_Records from a collection_

## begin

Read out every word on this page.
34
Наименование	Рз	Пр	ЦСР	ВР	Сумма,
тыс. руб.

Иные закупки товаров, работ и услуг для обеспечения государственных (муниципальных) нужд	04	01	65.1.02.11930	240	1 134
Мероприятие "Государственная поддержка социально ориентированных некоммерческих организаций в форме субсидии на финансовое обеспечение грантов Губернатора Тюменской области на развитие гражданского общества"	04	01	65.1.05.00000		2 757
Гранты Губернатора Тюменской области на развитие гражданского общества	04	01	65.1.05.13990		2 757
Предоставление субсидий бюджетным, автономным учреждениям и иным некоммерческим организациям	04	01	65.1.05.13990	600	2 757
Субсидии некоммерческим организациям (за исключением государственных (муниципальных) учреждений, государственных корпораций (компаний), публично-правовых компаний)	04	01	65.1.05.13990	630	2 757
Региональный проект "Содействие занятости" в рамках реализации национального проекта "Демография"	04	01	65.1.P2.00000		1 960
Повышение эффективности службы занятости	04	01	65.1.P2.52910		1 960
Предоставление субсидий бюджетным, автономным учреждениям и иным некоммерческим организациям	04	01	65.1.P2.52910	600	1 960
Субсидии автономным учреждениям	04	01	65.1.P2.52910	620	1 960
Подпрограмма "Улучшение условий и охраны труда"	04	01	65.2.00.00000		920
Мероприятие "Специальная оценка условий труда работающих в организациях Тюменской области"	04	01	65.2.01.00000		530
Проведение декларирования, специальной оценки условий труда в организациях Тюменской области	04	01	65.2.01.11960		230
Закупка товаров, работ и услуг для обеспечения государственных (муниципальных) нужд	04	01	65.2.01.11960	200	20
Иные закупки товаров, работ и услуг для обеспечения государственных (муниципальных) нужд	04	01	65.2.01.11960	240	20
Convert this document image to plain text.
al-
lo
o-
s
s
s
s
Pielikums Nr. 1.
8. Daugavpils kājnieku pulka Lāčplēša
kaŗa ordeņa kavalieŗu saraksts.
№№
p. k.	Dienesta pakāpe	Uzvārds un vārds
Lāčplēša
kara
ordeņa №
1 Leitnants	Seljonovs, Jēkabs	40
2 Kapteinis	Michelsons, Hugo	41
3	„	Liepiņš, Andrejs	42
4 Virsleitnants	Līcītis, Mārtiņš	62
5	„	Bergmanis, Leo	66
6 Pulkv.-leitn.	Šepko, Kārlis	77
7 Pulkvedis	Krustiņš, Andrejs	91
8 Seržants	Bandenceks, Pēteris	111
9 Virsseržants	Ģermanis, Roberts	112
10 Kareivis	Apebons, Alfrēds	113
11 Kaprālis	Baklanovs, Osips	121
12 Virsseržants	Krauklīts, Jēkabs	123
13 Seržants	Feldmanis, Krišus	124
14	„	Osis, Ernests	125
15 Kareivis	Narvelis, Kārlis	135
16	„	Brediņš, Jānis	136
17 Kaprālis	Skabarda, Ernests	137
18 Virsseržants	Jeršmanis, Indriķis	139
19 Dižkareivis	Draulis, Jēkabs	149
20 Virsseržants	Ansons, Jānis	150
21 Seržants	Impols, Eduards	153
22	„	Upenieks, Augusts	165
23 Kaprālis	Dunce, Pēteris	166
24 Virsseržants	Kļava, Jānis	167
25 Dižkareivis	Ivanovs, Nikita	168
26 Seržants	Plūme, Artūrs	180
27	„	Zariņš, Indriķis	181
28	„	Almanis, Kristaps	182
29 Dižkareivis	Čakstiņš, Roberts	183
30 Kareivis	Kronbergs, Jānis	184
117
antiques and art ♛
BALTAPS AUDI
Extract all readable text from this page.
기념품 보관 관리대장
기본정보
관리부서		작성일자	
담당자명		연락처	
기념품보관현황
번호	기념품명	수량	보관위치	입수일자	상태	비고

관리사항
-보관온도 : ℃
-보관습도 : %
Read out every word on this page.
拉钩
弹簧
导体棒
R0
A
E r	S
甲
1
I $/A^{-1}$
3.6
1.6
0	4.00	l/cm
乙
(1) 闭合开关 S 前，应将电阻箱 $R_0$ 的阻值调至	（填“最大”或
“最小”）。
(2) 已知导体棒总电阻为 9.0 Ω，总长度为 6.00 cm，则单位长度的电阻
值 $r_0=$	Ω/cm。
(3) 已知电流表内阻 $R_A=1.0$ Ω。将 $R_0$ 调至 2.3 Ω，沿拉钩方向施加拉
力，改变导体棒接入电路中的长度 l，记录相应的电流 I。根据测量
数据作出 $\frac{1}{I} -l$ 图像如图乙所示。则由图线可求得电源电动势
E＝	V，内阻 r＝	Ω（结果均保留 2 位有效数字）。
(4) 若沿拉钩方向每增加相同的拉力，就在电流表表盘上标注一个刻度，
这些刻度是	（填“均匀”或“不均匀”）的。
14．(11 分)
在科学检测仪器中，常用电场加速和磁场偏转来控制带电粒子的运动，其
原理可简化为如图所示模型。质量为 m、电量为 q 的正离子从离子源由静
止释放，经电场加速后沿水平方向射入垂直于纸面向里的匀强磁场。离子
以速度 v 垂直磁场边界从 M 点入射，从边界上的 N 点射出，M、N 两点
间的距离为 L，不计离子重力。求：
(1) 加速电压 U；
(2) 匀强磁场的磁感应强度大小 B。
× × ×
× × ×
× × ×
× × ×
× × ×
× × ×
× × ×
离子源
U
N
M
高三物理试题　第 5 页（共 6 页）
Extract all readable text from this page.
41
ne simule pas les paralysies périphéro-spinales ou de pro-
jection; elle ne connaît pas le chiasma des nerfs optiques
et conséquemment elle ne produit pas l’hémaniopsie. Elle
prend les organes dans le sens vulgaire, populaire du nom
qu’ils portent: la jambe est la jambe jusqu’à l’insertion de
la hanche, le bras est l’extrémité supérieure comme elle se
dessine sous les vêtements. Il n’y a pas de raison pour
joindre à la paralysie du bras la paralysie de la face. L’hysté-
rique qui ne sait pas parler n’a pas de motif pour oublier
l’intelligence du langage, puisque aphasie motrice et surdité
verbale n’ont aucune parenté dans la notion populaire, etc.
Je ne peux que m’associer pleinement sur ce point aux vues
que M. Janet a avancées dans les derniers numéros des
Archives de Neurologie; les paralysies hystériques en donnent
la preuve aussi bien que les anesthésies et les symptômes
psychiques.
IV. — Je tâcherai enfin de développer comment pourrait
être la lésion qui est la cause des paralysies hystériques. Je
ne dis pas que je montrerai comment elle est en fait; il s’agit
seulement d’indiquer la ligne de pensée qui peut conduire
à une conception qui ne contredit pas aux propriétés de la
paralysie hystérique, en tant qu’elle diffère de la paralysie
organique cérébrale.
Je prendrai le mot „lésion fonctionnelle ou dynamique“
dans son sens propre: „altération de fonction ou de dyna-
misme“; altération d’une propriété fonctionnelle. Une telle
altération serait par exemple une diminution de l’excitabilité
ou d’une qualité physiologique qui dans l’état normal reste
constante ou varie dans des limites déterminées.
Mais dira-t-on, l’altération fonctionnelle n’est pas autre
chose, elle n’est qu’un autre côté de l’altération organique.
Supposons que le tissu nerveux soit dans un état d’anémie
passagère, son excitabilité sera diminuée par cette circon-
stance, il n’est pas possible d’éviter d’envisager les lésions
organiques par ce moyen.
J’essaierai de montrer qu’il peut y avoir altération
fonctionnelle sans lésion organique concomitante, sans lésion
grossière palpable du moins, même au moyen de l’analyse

## end

Report how many lines of the listing above include the word "ordeņa". Say nothing but the number.

_Reply_
2